Exercise passage »
=====

Securing wins for organic agriculture creates a blueprint for the future food system we need. But even with these wins, the Senate Farm Bill ultimately maintains the status quo. Funding for organic, local and ecological farming is paltry in comparison to subsidies and policy supports for corporate agriculture and factory farms.
By maintaining these policy supports, the Senate bill will only worsen our many ecological crises driven by industrial agriculture: these supports prop up a system of large-scale monocultures reliant on fossil fuel-based pesticides and fertilizers. This system, backed by subsidies, crop insurance and other incentives favoring corporate industrial agriculture, is a major driver of climate change, biodiversity loss and pollinator die-offs.
Instead of digging a far deeper hole for America’s already-ailing pollinators, soil and waterways, our elected representatives should seize this critical moment to advance measures that would provide an essential booster shot to our food and environmental future, while supporting America’s small and mid-sized farmers and rural communities in the process.
The Food and Farm Act, introduced by Rep. Earl Blumenauer, provides a roadmap for making America’s food system far more sustainable, healthful and equitable. Rather than maintaining grossly unfair and destructive subsidies benefiting corporate agriculture, Rep. Blumenauer’s bill eliminates some “excessive” commodity programs, limits subsidies to upper-income farmers and factory farms, while incentivizing farmers to reduce soil erosion.

=====

Dataset excerpts:
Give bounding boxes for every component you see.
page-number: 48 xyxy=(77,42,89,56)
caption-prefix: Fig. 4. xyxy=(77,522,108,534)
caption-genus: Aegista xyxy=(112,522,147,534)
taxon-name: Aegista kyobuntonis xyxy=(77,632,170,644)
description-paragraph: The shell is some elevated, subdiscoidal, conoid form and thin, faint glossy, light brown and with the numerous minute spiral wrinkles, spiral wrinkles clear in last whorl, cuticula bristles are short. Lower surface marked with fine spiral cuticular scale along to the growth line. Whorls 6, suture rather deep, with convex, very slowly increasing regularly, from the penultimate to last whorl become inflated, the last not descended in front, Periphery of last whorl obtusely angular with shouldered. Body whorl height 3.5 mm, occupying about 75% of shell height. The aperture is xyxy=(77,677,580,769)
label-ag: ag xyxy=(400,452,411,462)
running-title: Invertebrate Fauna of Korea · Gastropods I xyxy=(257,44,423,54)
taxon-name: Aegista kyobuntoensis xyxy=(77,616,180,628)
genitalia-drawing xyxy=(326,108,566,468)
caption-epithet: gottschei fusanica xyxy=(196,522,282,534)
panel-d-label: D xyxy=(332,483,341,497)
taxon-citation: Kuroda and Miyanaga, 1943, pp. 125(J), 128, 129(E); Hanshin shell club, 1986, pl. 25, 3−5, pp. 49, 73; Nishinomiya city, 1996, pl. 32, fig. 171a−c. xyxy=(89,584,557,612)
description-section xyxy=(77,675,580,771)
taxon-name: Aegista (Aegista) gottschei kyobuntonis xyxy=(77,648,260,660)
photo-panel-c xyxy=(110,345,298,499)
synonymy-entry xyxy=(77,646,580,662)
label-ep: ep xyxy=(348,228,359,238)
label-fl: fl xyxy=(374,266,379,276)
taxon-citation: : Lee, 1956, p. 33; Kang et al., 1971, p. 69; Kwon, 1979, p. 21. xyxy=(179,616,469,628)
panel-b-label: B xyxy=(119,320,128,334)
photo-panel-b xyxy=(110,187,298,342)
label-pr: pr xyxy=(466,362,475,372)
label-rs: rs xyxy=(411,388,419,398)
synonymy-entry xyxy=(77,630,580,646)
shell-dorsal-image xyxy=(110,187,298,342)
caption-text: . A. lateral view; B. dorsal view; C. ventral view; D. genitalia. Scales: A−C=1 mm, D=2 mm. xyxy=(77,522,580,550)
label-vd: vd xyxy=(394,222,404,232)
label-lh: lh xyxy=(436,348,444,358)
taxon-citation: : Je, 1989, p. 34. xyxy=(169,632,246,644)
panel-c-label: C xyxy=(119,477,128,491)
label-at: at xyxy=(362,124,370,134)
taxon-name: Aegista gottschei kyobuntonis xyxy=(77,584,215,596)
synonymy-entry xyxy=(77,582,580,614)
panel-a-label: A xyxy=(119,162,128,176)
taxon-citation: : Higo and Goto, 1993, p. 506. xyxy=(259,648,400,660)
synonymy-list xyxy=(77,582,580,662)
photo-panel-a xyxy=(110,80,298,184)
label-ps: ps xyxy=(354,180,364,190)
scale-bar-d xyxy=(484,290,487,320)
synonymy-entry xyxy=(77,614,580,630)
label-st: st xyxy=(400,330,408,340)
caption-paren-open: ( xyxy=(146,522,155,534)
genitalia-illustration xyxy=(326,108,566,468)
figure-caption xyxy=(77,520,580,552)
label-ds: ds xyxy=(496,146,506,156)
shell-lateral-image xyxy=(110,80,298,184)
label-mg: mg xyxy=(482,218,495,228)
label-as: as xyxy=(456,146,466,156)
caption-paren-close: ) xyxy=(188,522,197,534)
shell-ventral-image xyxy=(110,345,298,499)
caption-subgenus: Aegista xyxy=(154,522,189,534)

=====

Required work »
[a] Print the portion of the Farm Bill passage that begins with the words containing "The Food and" and ends with "reduce soil erosion.".
[b] According to the Farm Bill passage, who introduced the Food and Farm Act?
[c] Translate this sentence from the Farm Bill passage into Spanish: "But even with these wins, the Senate Farm Bill ultimately maintains the status quo."
Answer from the Farm Bill passage alone.

Answers to each task »
[a]
The Food and Farm Act, introduced by Rep. Earl Blumenauer, provides a roadmap for making America’s food system far more sustainable, healthful and equitable. Rather than maintaining grossly unfair and destructive subsidies benefiting corporate agriculture, Rep. Blumenauer’s bill eliminates some “excessive” commodity programs, limits subsidies to upper-income farmers and factory farms, while incentivizing farmers to reduce soil erosion.

[b] Rep. Earl Blumenauer.

[c] Pero incluso con estos logros, el proyecto de ley agrícola del Senado en última instancia mantiene el statu quo.